PROBLEM DETAILS:
Find every line in the records below that contains the word "title", and copy each such line.

INFORMATION GIVEN:
↓↓↓
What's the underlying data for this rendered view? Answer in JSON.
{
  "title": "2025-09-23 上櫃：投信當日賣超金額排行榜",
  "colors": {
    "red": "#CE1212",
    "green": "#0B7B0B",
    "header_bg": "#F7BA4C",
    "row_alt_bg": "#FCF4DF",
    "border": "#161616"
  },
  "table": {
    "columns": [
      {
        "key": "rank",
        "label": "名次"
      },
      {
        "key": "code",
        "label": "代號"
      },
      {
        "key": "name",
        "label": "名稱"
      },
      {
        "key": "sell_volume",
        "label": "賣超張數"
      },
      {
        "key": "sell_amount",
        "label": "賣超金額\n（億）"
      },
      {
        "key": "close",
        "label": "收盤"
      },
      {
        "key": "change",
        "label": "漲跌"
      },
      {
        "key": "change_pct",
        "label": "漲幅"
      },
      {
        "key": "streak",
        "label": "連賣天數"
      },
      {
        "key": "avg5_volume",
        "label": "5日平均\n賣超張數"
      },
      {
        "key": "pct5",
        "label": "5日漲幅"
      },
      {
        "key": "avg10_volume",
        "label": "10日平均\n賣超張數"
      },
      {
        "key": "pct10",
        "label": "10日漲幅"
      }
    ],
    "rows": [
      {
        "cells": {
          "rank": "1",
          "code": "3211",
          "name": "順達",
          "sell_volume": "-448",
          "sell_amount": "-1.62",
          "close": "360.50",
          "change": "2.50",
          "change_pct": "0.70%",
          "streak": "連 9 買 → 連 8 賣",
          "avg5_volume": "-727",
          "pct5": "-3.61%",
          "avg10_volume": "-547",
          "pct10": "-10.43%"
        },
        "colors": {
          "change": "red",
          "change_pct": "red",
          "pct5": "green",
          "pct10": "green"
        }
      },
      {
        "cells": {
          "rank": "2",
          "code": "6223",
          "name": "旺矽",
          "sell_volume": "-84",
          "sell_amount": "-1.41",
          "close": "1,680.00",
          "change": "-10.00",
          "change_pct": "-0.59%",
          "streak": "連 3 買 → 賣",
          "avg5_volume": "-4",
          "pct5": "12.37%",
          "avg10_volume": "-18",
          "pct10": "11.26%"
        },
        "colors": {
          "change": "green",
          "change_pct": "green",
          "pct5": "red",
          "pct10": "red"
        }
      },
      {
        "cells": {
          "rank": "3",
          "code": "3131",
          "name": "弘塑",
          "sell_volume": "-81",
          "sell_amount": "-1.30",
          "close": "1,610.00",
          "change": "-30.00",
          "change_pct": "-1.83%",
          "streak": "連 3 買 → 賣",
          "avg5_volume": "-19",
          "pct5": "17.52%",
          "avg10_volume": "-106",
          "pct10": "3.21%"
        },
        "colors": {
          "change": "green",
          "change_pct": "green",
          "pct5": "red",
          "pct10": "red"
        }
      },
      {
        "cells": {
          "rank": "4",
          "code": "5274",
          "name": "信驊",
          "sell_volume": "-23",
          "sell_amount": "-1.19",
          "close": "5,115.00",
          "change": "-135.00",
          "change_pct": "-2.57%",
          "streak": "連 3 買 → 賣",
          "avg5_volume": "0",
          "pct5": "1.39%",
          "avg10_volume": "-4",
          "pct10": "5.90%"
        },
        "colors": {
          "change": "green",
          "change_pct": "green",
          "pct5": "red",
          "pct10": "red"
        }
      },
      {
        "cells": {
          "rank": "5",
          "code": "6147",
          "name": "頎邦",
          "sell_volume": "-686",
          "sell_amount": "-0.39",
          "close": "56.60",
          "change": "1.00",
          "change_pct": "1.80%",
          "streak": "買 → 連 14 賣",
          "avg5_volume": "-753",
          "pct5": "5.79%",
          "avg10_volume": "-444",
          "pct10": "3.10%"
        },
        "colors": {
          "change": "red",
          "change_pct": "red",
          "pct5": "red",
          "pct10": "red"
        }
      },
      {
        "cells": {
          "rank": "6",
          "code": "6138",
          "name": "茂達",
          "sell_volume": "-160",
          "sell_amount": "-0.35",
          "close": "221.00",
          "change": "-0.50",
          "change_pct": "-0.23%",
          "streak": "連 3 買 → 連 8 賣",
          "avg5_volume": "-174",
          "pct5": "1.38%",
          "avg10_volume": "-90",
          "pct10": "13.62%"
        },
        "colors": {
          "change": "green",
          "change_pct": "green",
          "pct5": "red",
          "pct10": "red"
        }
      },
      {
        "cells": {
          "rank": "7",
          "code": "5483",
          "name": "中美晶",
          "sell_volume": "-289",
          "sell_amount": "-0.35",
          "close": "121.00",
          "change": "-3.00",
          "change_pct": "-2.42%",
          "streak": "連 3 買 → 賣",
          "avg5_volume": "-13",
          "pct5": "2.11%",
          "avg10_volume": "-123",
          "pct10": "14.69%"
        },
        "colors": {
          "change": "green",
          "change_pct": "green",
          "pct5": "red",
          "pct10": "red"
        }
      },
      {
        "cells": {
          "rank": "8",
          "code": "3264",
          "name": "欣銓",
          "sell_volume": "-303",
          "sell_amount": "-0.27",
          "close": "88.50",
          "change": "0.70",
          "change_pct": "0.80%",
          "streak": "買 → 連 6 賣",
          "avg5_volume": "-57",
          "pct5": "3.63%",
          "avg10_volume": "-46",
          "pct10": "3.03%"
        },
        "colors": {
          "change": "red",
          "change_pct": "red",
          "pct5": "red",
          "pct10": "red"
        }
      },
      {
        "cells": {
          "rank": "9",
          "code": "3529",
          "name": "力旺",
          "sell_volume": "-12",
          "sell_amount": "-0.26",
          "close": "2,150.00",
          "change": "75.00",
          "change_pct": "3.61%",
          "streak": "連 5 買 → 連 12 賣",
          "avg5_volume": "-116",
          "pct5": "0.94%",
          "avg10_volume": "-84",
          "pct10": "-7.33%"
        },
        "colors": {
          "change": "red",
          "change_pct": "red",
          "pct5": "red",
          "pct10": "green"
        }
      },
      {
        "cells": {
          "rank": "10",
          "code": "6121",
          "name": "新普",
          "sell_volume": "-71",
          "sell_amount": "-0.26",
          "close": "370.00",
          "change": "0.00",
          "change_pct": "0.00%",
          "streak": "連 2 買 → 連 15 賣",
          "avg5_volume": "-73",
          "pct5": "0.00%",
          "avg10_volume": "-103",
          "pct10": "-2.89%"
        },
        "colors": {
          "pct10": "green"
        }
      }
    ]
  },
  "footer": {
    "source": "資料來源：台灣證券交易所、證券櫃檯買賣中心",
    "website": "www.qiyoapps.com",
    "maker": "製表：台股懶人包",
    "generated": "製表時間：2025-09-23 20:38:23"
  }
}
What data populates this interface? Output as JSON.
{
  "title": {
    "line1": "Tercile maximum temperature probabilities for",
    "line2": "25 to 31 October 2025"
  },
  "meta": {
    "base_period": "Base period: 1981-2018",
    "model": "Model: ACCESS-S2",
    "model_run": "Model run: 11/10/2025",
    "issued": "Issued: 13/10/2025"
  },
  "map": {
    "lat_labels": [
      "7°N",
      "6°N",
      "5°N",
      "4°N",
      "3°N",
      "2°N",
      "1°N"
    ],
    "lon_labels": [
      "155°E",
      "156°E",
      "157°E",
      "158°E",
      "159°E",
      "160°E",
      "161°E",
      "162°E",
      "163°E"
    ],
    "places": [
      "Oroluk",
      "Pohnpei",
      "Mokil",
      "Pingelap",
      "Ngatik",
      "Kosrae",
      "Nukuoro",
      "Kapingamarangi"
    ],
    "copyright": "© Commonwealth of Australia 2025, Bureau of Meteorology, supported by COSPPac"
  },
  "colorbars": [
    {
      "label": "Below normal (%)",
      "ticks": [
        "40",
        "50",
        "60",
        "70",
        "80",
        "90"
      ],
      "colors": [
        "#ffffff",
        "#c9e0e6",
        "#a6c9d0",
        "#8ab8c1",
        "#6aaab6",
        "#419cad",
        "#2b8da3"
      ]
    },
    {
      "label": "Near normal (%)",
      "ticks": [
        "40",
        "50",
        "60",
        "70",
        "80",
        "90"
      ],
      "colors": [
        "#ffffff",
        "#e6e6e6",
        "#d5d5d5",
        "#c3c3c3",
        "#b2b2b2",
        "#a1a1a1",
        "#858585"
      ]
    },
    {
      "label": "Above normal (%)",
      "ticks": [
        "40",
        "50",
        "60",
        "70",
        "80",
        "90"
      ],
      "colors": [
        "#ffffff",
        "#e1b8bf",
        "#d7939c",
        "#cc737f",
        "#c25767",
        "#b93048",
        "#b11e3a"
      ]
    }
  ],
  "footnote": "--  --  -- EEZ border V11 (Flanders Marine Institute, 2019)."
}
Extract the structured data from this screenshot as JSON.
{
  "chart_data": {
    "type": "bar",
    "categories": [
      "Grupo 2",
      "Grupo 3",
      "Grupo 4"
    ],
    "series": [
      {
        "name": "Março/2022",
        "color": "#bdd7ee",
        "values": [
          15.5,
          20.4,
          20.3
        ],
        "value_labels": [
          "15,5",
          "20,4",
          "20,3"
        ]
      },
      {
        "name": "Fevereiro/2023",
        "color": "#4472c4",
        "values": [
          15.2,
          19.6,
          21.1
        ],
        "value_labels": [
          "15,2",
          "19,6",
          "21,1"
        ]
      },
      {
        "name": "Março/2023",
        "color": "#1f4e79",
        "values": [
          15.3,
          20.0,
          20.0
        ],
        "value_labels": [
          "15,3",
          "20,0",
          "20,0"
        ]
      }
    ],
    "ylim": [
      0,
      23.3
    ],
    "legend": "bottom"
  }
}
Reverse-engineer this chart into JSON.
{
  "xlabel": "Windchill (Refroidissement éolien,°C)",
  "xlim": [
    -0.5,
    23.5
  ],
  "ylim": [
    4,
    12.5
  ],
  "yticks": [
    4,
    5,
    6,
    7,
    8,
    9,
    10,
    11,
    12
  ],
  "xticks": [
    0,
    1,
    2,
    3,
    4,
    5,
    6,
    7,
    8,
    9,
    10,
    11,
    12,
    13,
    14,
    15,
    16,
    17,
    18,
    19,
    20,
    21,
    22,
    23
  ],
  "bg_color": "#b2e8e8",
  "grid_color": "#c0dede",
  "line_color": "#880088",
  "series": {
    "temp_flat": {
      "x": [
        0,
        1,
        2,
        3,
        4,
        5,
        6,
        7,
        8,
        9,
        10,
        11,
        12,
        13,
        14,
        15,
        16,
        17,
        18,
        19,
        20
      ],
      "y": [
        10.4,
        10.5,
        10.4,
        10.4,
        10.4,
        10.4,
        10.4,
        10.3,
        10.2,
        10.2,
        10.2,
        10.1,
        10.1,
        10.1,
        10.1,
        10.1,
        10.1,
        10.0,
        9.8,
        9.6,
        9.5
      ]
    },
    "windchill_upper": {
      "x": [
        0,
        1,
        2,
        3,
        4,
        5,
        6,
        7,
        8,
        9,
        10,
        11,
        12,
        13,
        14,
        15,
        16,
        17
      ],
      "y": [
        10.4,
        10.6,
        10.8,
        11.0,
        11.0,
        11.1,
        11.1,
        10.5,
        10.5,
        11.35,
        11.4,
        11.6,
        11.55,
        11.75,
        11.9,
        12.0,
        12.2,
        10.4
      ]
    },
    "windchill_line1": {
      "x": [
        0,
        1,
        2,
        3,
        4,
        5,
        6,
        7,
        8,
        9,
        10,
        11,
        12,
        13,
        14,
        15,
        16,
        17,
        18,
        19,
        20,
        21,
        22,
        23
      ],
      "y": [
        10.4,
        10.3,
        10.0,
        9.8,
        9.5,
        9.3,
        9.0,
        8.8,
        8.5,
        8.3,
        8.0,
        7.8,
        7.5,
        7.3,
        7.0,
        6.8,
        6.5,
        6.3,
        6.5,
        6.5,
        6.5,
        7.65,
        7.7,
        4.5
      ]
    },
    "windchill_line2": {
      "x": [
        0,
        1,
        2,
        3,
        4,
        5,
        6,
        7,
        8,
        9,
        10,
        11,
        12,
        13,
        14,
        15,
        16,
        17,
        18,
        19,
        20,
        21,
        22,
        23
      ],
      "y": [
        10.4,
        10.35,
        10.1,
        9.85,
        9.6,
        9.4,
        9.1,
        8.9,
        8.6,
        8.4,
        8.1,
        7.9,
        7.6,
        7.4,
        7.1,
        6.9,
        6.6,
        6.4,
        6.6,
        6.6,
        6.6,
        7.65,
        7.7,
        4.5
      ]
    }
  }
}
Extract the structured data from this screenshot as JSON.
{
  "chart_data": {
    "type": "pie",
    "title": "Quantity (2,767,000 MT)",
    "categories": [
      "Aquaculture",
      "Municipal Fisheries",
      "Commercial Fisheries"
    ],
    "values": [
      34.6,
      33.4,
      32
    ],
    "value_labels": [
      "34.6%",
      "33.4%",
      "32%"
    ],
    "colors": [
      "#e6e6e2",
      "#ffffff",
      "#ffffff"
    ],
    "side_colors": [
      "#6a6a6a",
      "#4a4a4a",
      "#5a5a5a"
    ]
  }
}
↑↑↑
WORKED SOLUTION:
  "title": "2025-09-23 上櫃：投信當日賣超金額排行榜",
  "title": {
    "title": "Quantity (2,767,000 MT)",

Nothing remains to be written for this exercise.